● Supplied records:
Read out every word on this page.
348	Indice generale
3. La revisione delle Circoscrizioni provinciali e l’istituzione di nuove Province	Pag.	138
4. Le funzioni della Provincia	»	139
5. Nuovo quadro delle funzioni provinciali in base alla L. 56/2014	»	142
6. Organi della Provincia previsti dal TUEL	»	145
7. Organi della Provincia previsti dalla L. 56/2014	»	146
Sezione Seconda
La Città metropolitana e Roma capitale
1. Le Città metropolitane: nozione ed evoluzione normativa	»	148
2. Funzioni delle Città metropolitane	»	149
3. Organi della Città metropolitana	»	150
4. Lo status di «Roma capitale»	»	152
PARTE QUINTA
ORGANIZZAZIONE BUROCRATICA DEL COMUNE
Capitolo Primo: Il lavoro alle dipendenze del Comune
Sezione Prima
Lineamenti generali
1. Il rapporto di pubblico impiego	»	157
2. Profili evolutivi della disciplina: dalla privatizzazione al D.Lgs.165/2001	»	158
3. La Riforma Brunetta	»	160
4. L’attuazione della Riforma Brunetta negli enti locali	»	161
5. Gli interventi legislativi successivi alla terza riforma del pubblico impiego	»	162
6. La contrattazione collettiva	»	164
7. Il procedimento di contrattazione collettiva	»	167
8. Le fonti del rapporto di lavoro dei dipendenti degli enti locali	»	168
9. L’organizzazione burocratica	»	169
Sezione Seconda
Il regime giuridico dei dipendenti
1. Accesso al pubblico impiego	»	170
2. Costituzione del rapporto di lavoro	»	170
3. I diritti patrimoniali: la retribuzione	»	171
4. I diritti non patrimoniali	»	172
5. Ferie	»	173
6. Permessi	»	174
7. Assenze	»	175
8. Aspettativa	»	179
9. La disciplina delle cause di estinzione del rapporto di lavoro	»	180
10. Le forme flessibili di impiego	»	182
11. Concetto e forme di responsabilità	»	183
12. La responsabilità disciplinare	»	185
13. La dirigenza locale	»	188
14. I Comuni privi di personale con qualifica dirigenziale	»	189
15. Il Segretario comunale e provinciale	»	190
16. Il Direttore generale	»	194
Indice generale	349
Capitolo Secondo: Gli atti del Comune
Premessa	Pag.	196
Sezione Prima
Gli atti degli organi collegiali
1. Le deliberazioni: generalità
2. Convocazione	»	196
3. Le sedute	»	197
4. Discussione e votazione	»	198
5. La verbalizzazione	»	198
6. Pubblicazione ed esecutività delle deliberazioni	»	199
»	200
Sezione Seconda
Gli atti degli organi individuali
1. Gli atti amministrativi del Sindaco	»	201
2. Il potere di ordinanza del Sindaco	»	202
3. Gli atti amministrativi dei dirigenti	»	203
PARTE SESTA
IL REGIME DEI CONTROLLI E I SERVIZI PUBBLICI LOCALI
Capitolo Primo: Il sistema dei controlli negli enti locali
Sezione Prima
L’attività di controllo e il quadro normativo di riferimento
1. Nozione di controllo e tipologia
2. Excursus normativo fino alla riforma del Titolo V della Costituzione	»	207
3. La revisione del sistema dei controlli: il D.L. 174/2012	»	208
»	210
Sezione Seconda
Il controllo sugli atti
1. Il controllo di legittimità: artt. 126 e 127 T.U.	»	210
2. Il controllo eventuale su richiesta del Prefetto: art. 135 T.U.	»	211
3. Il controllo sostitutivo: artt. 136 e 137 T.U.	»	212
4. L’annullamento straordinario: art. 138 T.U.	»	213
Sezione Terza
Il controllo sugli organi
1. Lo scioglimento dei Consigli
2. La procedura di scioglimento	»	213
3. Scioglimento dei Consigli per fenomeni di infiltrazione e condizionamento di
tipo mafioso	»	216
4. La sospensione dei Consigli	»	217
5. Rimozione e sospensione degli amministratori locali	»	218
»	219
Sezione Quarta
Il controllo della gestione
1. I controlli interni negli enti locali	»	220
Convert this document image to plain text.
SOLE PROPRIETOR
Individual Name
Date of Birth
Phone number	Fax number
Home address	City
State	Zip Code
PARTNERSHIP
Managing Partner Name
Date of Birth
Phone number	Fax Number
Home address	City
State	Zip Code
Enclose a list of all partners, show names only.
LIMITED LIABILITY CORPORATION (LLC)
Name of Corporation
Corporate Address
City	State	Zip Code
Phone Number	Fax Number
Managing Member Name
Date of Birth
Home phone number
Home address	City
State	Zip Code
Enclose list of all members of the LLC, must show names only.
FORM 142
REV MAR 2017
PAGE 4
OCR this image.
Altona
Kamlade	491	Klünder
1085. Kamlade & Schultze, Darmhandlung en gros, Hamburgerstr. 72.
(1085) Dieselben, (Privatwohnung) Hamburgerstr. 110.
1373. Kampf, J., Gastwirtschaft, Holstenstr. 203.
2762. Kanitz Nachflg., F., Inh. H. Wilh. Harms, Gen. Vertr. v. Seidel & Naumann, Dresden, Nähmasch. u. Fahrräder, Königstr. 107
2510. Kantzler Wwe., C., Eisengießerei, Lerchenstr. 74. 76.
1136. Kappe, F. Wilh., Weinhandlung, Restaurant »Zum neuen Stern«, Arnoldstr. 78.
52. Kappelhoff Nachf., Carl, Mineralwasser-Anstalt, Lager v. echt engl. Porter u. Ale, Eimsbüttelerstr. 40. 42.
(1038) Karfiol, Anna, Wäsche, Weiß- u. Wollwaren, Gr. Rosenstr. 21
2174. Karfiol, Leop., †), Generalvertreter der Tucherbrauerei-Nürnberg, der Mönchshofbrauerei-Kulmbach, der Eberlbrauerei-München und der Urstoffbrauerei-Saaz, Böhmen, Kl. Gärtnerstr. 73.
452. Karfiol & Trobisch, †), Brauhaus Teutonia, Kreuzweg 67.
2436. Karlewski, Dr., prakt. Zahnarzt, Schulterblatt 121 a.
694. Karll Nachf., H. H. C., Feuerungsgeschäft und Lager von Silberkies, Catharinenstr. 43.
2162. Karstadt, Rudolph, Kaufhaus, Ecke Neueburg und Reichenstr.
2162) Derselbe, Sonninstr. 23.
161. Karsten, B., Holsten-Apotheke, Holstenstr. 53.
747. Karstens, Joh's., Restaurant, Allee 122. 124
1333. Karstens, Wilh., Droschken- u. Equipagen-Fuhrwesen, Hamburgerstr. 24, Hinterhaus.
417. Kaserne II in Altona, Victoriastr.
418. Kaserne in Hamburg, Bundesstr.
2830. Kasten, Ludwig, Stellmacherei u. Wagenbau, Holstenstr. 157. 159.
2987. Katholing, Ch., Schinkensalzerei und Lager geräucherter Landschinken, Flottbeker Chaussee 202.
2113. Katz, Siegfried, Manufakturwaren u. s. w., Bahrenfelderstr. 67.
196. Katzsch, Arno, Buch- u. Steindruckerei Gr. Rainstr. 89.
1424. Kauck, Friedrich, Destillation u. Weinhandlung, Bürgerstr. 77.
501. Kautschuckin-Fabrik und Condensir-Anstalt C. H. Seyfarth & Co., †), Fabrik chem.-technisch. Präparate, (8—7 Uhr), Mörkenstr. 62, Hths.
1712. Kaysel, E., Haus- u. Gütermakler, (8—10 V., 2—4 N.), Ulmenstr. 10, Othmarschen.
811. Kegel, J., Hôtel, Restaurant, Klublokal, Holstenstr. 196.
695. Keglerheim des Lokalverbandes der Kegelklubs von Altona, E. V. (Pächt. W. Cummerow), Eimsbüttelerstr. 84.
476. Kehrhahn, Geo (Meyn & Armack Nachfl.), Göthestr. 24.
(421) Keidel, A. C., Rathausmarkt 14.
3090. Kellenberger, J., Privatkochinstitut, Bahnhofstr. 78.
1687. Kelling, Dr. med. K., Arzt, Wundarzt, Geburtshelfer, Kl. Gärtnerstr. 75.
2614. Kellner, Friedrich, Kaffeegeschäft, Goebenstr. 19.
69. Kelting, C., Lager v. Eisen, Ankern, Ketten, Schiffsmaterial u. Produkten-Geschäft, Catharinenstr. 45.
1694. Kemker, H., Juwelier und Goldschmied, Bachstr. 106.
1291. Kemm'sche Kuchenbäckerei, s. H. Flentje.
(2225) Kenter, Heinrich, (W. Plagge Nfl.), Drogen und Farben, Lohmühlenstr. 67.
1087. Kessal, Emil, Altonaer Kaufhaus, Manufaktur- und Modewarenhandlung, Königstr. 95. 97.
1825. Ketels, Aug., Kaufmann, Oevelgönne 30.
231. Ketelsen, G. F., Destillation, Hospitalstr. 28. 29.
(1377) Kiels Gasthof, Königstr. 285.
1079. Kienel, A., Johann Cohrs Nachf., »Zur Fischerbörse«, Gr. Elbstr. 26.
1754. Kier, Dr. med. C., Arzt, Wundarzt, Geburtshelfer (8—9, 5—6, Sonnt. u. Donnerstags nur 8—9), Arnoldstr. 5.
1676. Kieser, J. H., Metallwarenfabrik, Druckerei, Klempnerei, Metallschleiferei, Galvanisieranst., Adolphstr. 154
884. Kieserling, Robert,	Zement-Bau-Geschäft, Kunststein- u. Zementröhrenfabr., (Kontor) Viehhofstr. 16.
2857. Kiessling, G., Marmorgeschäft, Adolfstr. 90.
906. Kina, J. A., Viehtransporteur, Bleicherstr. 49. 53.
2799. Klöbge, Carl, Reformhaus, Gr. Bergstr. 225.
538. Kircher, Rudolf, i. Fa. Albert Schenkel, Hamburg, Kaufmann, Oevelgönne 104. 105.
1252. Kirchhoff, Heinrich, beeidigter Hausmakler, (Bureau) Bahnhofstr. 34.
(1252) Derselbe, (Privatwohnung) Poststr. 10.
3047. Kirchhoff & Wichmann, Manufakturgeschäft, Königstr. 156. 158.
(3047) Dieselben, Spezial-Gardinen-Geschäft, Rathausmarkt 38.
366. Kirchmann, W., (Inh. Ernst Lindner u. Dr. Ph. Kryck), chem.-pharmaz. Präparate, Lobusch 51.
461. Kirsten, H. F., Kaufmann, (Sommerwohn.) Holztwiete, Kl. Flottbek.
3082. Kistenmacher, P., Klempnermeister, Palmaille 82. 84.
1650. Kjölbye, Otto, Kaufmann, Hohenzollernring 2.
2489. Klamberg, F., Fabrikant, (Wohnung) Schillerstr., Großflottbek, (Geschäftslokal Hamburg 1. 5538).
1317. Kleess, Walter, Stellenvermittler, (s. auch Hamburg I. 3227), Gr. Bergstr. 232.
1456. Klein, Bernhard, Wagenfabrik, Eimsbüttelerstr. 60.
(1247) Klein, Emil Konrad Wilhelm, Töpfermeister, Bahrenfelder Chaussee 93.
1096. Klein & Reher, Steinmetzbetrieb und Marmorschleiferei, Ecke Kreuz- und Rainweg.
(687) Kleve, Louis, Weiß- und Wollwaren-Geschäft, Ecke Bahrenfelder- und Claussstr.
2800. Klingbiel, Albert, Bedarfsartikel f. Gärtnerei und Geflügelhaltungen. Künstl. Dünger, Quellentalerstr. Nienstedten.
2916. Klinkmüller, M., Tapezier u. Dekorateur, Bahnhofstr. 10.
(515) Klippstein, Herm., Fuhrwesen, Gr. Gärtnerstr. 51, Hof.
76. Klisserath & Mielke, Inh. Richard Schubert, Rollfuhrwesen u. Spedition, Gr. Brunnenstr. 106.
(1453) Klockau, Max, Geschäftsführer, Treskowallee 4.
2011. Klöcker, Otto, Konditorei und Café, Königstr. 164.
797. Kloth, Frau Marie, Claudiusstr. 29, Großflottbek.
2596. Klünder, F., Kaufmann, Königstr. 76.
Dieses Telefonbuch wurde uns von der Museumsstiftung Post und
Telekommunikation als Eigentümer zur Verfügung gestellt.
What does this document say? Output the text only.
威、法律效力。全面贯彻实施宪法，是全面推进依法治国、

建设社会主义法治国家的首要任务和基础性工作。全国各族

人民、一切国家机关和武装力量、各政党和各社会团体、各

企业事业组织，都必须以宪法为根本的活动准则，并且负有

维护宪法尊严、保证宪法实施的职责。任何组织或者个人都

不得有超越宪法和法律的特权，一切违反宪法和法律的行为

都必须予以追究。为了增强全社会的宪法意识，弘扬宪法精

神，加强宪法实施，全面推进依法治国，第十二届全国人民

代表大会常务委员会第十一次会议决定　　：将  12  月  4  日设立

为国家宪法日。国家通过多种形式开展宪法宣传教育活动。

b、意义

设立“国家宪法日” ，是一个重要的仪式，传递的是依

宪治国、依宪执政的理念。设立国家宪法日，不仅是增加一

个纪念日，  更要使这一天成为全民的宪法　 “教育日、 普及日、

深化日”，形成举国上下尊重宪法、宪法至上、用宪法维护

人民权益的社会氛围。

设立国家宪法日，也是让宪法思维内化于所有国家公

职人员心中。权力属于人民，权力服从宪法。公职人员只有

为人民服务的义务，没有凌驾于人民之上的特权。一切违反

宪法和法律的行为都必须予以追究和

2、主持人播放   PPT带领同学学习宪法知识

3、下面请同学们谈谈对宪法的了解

● What is required: Which lines contain "Großflottbek"? Show each of them.

● Written response:
2489. Klamberg, F., Fabrikant, (Wohnung) Schillerstr., Großflottbek, (Geschäftslokal Hamburg 1. 5538).
797. Kloth, Frau Marie, Claudiusstr. 29, Großflottbek.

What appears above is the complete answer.